Output every line below exactly.

** START **

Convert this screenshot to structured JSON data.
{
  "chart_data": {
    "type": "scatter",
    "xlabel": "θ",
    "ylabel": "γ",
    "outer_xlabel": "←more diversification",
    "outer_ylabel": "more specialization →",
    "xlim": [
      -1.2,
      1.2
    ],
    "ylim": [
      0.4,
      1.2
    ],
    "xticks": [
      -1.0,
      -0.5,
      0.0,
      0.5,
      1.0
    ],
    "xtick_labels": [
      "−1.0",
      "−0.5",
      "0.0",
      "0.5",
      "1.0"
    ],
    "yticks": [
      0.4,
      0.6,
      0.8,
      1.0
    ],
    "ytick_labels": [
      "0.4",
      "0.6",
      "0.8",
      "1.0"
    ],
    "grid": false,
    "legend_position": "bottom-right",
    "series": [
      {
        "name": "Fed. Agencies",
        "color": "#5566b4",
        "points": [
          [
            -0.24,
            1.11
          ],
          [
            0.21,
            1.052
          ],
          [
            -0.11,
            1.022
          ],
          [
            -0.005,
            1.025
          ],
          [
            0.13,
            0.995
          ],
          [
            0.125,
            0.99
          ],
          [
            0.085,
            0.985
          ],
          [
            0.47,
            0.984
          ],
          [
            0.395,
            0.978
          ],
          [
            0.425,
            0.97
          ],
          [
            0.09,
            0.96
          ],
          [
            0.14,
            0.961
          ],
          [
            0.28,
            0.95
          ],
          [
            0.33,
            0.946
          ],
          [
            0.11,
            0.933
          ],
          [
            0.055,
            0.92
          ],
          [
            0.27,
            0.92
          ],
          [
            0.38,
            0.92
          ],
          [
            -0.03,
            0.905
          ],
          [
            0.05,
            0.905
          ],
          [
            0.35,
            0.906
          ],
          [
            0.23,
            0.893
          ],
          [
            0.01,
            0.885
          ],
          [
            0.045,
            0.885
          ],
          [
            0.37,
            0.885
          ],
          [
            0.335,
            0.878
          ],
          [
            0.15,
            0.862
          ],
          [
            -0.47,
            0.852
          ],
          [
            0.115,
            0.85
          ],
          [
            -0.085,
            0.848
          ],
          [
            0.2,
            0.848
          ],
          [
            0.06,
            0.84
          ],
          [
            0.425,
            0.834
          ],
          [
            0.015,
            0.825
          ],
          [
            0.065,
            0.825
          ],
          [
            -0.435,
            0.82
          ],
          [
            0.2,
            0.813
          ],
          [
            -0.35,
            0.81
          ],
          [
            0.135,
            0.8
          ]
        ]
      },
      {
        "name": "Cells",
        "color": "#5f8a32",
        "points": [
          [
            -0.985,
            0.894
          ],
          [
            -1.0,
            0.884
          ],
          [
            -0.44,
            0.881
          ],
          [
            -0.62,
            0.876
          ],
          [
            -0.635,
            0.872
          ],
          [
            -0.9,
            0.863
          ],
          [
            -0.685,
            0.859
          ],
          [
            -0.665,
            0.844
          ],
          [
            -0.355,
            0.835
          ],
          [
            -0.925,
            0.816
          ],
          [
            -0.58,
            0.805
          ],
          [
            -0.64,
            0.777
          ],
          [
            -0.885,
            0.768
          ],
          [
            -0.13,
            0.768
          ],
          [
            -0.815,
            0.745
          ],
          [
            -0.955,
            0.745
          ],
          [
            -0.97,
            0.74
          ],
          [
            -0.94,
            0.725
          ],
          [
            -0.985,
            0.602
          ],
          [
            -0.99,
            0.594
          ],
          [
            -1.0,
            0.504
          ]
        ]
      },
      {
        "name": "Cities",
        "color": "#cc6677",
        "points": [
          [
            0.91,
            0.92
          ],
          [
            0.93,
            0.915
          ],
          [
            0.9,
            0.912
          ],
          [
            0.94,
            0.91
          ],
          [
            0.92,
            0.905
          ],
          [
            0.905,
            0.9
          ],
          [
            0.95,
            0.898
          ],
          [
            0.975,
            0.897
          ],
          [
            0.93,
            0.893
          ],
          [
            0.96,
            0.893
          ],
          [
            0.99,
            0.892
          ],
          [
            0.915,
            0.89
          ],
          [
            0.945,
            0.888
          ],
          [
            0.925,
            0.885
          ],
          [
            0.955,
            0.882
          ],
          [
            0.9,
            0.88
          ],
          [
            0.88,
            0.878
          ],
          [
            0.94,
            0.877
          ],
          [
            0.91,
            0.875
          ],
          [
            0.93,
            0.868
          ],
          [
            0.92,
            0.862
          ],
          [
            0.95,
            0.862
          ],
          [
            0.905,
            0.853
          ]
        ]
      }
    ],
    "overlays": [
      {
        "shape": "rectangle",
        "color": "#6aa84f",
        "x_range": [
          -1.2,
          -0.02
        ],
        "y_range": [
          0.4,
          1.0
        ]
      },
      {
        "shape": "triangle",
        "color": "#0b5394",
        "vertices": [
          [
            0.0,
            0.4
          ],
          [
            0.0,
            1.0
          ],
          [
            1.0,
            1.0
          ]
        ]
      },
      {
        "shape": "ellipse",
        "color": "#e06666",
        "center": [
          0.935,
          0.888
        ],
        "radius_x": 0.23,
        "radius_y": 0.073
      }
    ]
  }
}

** END **

- Worked solution -
Convert this screenshot to structured JSON data.
{
  "chart_data": {
    "type": "scatter",
    "xlabel": "θ",
    "ylabel": "γ",
    "outer_xlabel": "←more diversification",
    "outer_ylabel": "more specialization →",
    "xlim": [
      -1.2,
      1.2
    ],
    "ylim": [
      0.4,
      1.2
    ],
    "xticks": [
      -1.0,
      -0.5,
      0.0,
      0.5,
      1.0
    ],
    "xtick_labels": [
      "−1.0",
      "−0.5",
      "0.0",
      "0.5",
      "1.0"
    ],
    "yticks": [
      0.4,
      0.6,
      0.8,
      1.0
    ],
    "ytick_labels": [
      "0.4",
      "0.6",
      "0.8",
      "1.0"
    ],
    "grid": false,
    "legend_position": "bottom-right",
    "series": [
      {
        "name": "Fed. Agencies",
        "color": "#5566b4",
        "points": [
          [
            -0.24,
            1.11
          ],
          [
            0.21,
            1.052
          ],
          [
            -0.11,
            1.022
          ],
          [
            -0.005,
            1.025
          ],
          [
            0.13,
            0.995
          ],
          [
            0.125,
            0.99
          ],
          [
            0.085,
            0.985
          ],
          [
            0.47,
            0.984
          ],
          [
            0.395,
            0.978
          ],
          [
            0.425,
            0.97
          ],
          [
            0.09,
            0.96
          ],
          [
            0.14,
            0.961
          ],
          [
            0.28,
            0.95
          ],
          [
            0.33,
            0.946
          ],
          [
            0.11,
            0.933
          ],
          [
            0.055,
            0.92
          ],
          [
            0.27,
            0.92
          ],
          [
            0.38,
            0.92
          ],
          [
            -0.03,
            0.905
          ],
          [
            0.05,
            0.905
          ],
          [
            0.35,
            0.906
          ],
          [
            0.23,
            0.893
          ],
          [
            0.01,
            0.885
          ],
          [
            0.045,
            0.885
          ],
          [
            0.37,
            0.885
          ],
          [
            0.335,
            0.878
          ],
          [
            0.15,
            0.862
          ],
          [
            -0.47,
            0.852
          ],
          [
            0.115,
            0.85
          ],
          [
            -0.085,
            0.848
          ],
          [
            0.2,
            0.848
          ],
          [
            0.06,
            0.84
          ],
          [
            0.425,
            0.834
          ],
          [
            0.015,
            0.825
          ],
          [
            0.065,
            0.825
          ],
          [
            -0.435,
            0.82
          ],
          [
            0.2,
            0.813
          ],
          [
            -0.35,
            0.81
          ],
          [
            0.135,
            0.8
          ]
        ]
      },
      {
        "name": "Cells",
        "color": "#5f8a32",
        "points": [
          [
            -0.985,
            0.894
          ],
          [
            -1.0,
            0.884
          ],
          [
            -0.44,
            0.881
          ],
          [
            -0.62,
            0.876
          ],
          [
            -0.635,
            0.872
          ],
          [
            -0.9,
            0.863
          ],
          [
            -0.685,
            0.859
          ],
          [
            -0.665,
            0.844
          ],
          [
            -0.355,
            0.835
          ],
          [
            -0.925,
            0.816
          ],
          [
            -0.58,
            0.805
          ],
          [
            -0.64,
            0.777
          ],
          [
            -0.885,
            0.768
          ],
          [
            -0.13,
            0.768
          ],
          [
            -0.815,
            0.745
          ],
          [
            -0.955,
            0.745
          ],
          [
            -0.97,
            0.74
          ],
          [
            -0.94,
            0.725
          ],
          [
            -0.985,
            0.602
          ],
          [
            -0.99,
            0.594
          ],
          [
            -1.0,
            0.504
          ]
        ]
      },
      {
        "name": "Cities",
        "color": "#cc6677",
        "points": [
          [
            0.91,
            0.92
          ],
          [
            0.93,
            0.915
          ],
          [
            0.9,
            0.912
          ],
          [
            0.94,
            0.91
          ],
          [
            0.92,
            0.905
          ],
          [
            0.905,
            0.9
          ],
          [
            0.95,
            0.898
          ],
          [
            0.975,
            0.897
          ],
          [
            0.93,
            0.893
          ],
          [
            0.96,
            0.893
          ],
          [
            0.99,
            0.892
          ],
          [
            0.915,
            0.89
          ],
          [
            0.945,
            0.888
          ],
          [
            0.925,
            0.885
          ],
          [
            0.955,
            0.882
          ],
          [
            0.9,
            0.88
          ],
          [
            0.88,
            0.878
          ],
          [
            0.94,
            0.877
          ],
          [
            0.91,
            0.875
          ],
          [
            0.93,
            0.868
          ],
          [
            0.92,
            0.862
          ],
          [
            0.95,
            0.862
          ],
          [
            0.905,
            0.853
          ]
        ]
      }
    ],
    "overlays": [
      {
        "shape": "rectangle",
        "color": "#6aa84f",
        "x_range": [
          -1.2,
          -0.02
        ],
        "y_range": [
          0.4,
          1.0
        ]
      },
      {
        "shape": "triangle",
        "color": "#0b5394",
        "vertices": [
          [
            0.0,
            0.4
          ],
          [
            0.0,
            1.0
          ],
          [
            1.0,
            1.0
          ]
        ]
      },
      {
        "shape": "ellipse",
        "color": "#e06666",
        "center": [
          0.935,
          0.888
        ],
        "radius_x": 0.23,
        "radius_y": 0.073
      }
    ]
  }
}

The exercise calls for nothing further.